_WRITTEN PROBLEM:_ Locate the word "本题满分" in the material, then show every line that holds it.

_SUPPLIED MATERIAL:_
>> Begin
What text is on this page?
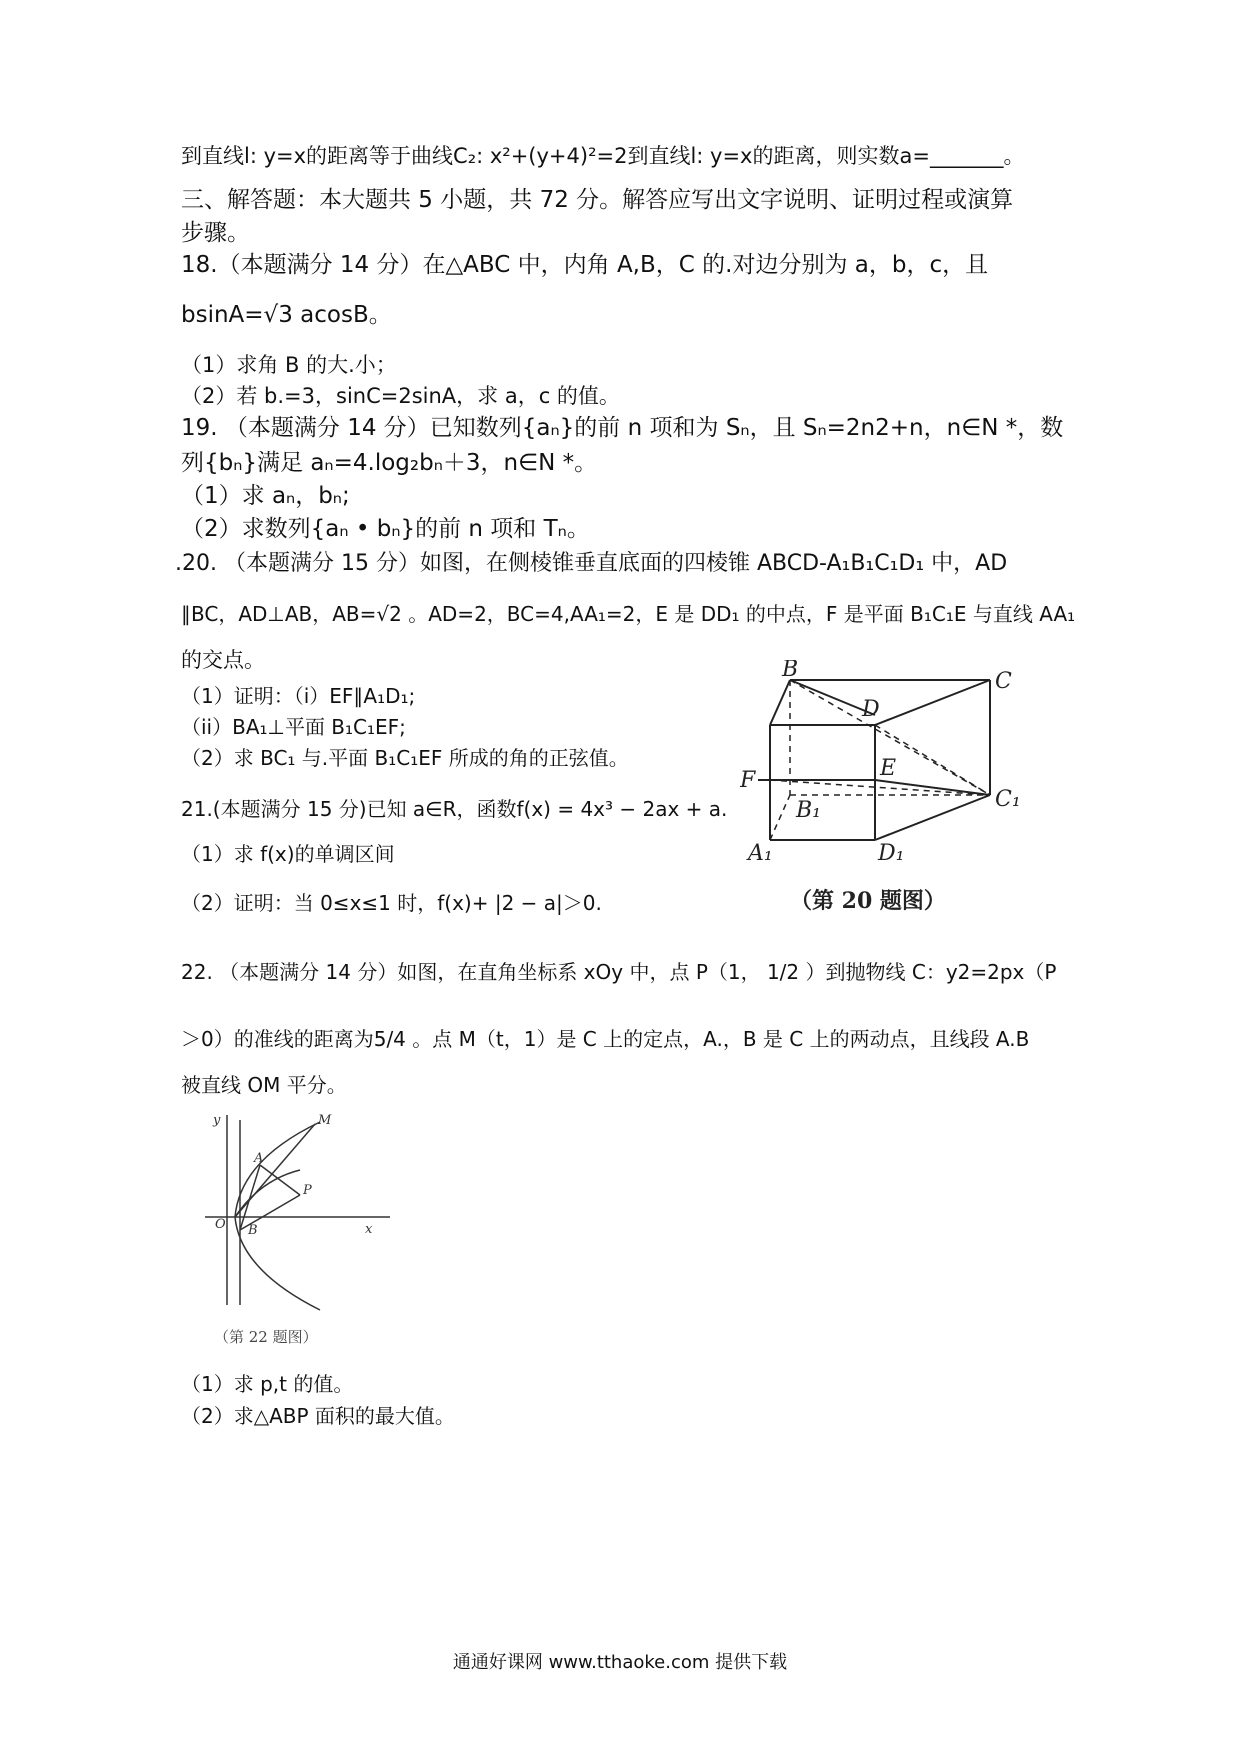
到直线l: y=x的距离等于曲线C₂: x²+(y+4)²=2到直线l: y=x的距离，则实数a=_______。
三、解答题：本大题共 5 小题，共 72 分。解答应写出文字说明、证明过程或演算
步骤。
18.（本题满分 14 分）在△ABC 中，内角 A,B，C 的.对边分别为 a，b，c，且
bsinA=√3 acosB。
（1）求角 B 的大.小；
（2）若 b.=3，sinC=2sinA，求 a，c 的值。
19. （本题满分 14 分）已知数列{aₙ}的前 n 项和为 Sₙ，且 Sₙ=2n2+n，n∈N *，数
列{bₙ}满足 aₙ=4.log₂bₙ＋3，n∈N *。
（1）求 aₙ，bₙ;
（2）求数列{aₙ • bₙ}的前 n 项和 Tₙ。
.20. （本题满分 15 分）如图，在侧棱锥垂直底面的四棱锥 ABCD-A₁B₁C₁D₁ 中，AD
∥BC，AD⊥AB，AB=√2 。AD=2，BC=4,AA₁=2，E 是 DD₁ 的中点，F 是平面 B₁C₁E 与直线 AA₁
的交点。
（1）证明：（i）EF∥A₁D₁;
（ii）BA₁⊥平面 B₁C₁EF;
（2）求 BC₁ 与.平面 B₁C₁EF 所成的角的正弦值。
21.(本题满分 15 分)已知 a∈R，函数f(x) = 4x³ − 2ax + a.
（1）求 f(x)的单调区间
（2）证明：当 0≤x≤1 时，f(x)+ |2 − a|＞0.
22. （本题满分 14 分）如图，在直角坐标系 xOy 中，点 P（1， 1/2 ）到抛物线 C：y2=2px（P
＞0）的准线的距离为5/4 。点 M（t，1）是 C 上的定点，A.，B 是 C 上的两动点，且线段 A.B
被直线 OM 平分。
（1）求 p,t 的值。
（2）求△ABP 面积的最大值。
B	C
D
F	E
B₁	C₁
A₁	D₁
（第 20 题图）
y	M
A
P
O B	x
（第 22 题图）
通通好课网 www.tthaoke.com 提供下载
>> End
_TASK ANSWER:_
18.（本题满分 14 分）在△ABC 中，内角 A,B，C 的.对边分别为 a，b，c，且
19. （本题满分 14 分）已知数列{aₙ}的前 n 项和为 Sₙ，且 Sₙ=2n2+n，n∈N *，数
.20. （本题满分 15 分）如图，在侧棱锥垂直底面的四棱锥 ABCD-A₁B₁C₁D₁ 中，AD
21.(本题满分 15 分)已知 a∈R，函数f(x) = 4x³ − 2ax + a.
22. （本题满分 14 分）如图，在直角坐标系 xOy 中，点 P（1， 1/2 ）到抛物线 C：y2=2px（P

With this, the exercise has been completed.